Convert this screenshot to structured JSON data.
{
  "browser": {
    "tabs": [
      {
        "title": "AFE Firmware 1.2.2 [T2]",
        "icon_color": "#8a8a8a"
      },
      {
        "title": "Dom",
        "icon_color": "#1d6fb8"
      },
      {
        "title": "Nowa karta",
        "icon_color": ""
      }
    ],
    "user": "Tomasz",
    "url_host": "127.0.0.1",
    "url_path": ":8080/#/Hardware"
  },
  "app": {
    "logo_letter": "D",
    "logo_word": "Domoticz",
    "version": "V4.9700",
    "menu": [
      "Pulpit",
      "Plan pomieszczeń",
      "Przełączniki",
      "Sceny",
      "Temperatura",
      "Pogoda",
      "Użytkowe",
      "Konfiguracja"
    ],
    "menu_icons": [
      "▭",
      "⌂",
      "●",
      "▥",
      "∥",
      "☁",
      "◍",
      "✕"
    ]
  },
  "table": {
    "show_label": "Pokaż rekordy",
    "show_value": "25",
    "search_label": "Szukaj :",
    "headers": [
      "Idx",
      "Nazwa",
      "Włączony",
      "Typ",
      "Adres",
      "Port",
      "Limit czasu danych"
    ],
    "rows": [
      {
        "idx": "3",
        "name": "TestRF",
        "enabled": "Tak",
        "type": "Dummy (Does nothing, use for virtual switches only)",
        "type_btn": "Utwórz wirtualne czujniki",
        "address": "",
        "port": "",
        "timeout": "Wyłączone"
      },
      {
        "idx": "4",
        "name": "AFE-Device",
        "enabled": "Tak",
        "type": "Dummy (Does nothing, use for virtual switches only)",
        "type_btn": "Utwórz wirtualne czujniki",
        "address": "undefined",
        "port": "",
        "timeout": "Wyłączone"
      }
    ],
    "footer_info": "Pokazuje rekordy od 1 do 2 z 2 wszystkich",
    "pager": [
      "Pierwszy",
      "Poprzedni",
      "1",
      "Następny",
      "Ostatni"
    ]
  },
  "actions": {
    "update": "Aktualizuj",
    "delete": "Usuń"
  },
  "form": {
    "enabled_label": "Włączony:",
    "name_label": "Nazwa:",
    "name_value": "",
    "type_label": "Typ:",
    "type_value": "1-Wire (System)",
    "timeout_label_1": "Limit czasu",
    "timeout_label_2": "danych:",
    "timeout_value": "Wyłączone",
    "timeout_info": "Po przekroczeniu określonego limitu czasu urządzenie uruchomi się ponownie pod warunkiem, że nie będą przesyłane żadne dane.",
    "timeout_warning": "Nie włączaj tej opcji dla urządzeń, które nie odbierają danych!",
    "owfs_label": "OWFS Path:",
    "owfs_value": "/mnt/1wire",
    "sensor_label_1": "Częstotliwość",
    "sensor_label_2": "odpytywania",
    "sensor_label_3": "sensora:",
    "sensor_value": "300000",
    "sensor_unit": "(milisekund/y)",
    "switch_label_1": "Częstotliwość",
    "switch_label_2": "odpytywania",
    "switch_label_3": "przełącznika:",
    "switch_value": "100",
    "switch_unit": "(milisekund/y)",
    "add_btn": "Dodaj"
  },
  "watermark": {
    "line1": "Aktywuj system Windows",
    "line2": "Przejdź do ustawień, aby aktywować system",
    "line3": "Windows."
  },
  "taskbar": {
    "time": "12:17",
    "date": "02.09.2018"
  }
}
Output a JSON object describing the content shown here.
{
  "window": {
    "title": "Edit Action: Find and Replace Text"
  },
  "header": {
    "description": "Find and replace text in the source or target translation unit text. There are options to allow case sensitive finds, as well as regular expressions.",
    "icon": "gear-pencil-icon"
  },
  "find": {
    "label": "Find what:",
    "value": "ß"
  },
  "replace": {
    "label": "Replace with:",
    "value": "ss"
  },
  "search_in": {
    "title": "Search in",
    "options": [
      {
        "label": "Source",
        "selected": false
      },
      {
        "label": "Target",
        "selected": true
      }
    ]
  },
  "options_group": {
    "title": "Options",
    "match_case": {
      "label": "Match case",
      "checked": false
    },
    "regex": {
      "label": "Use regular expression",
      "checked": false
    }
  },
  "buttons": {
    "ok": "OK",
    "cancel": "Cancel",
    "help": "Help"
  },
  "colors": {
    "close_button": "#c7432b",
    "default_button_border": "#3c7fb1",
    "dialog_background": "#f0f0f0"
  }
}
::::::::::
Exercise
Copy every line verbatim.

Reply
Convert this screenshot to structured JSON data.
{
  "browser": {
    "tabs": [
      {
        "title": "AFE Firmware 1.2.2 [T2]",
        "icon_color": "#8a8a8a"
      },
      {
        "title": "Dom",
        "icon_color": "#1d6fb8"
      },
      {
        "title": "Nowa karta",
        "icon_color": ""
      }
    ],
    "user": "Tomasz",
    "url_host": "127.0.0.1",
    "url_path": ":8080/#/Hardware"
  },
  "app": {
    "logo_letter": "D",
    "logo_word": "Domoticz",
    "version": "V4.9700",
    "menu": [
      "Pulpit",
      "Plan pomieszczeń",
      "Przełączniki",
      "Sceny",
      "Temperatura",
      "Pogoda",
      "Użytkowe",
      "Konfiguracja"
    ],
    "menu_icons": [
      "▭",
      "⌂",
      "●",
      "▥",
      "∥",
      "☁",
      "◍",
      "✕"
    ]
  },
  "table": {
    "show_label": "Pokaż rekordy",
    "show_value": "25",
    "search_label": "Szukaj :",
    "headers": [
      "Idx",
      "Nazwa",
      "Włączony",
      "Typ",
      "Adres",
      "Port",
      "Limit czasu danych"
    ],
    "rows": [
      {
        "idx": "3",
        "name": "TestRF",
        "enabled": "Tak",
        "type": "Dummy (Does nothing, use for virtual switches only)",
        "type_btn": "Utwórz wirtualne czujniki",
        "address": "",
        "port": "",
        "timeout": "Wyłączone"
      },
      {
        "idx": "4",
        "name": "AFE-Device",
        "enabled": "Tak",
        "type": "Dummy (Does nothing, use for virtual switches only)",
        "type_btn": "Utwórz wirtualne czujniki",
        "address": "undefined",
        "port": "",
        "timeout": "Wyłączone"
      }
    ],
    "footer_info": "Pokazuje rekordy od 1 do 2 z 2 wszystkich",
    "pager": [
      "Pierwszy",
      "Poprzedni",
      "1",
      "Następny",
      "Ostatni"
    ]
  },
  "actions": {
    "update": "Aktualizuj",
    "delete": "Usuń"
  },
  "form": {
    "enabled_label": "Włączony:",
    "name_label": "Nazwa:",
    "name_value": "",
    "type_label": "Typ:",
    "type_value": "1-Wire (System)",
    "timeout_label_1": "Limit czasu",
    "timeout_label_2": "danych:",
    "timeout_value": "Wyłączone",
    "timeout_info": "Po przekroczeniu określonego limitu czasu urządzenie uruchomi się ponownie pod warunkiem, że nie będą przesyłane żadne dane.",
    "timeout_warning": "Nie włączaj tej opcji dla urządzeń, które nie odbierają danych!",
    "owfs_label": "OWFS Path:",
    "owfs_value": "/mnt/1wire",
    "sensor_label_1": "Częstotliwość",
    "sensor_label_2": "odpytywania",
    "sensor_label_3": "sensora:",
    "sensor_value": "300000",
    "sensor_unit": "(milisekund/y)",
    "switch_label_1": "Częstotliwość",
    "switch_label_2": "odpytywania",
    "switch_label_3": "przełącznika:",
    "switch_value": "100",
    "switch_unit": "(milisekund/y)",
    "add_btn": "Dodaj"
  },
  "watermark": {
    "line1": "Aktywuj system Windows",
    "line2": "Przejdź do ustawień, aby aktywować system",
    "line3": "Windows."
  },
  "taskbar": {
    "time": "12:17",
    "date": "02.09.2018"
  }
}
Output a JSON object describing the content shown here.
{
  "window": {
    "title": "Edit Action: Find and Replace Text"
  },
  "header": {
    "description": "Find and replace text in the source or target translation unit text. There are options to allow case sensitive finds, as well as regular expressions.",
    "icon": "gear-pencil-icon"
  },
  "find": {
    "label": "Find what:",
    "value": "ß"
  },
  "replace": {
    "label": "Replace with:",
    "value": "ss"
  },
  "search_in": {
    "title": "Search in",
    "options": [
      {
        "label": "Source",
        "selected": false
      },
      {
        "label": "Target",
        "selected": true
      }
    ]
  },
  "options_group": {
    "title": "Options",
    "match_case": {
      "label": "Match case",
      "checked": false
    },
    "regex": {
      "label": "Use regular expression",
      "checked": false
    }
  },
  "buttons": {
    "ok": "OK",
    "cancel": "Cancel",
    "help": "Help"
  },
  "colors": {
    "close_button": "#c7432b",
    "default_button_border": "#3c7fb1",
    "dialog_background": "#f0f0f0"
  }
}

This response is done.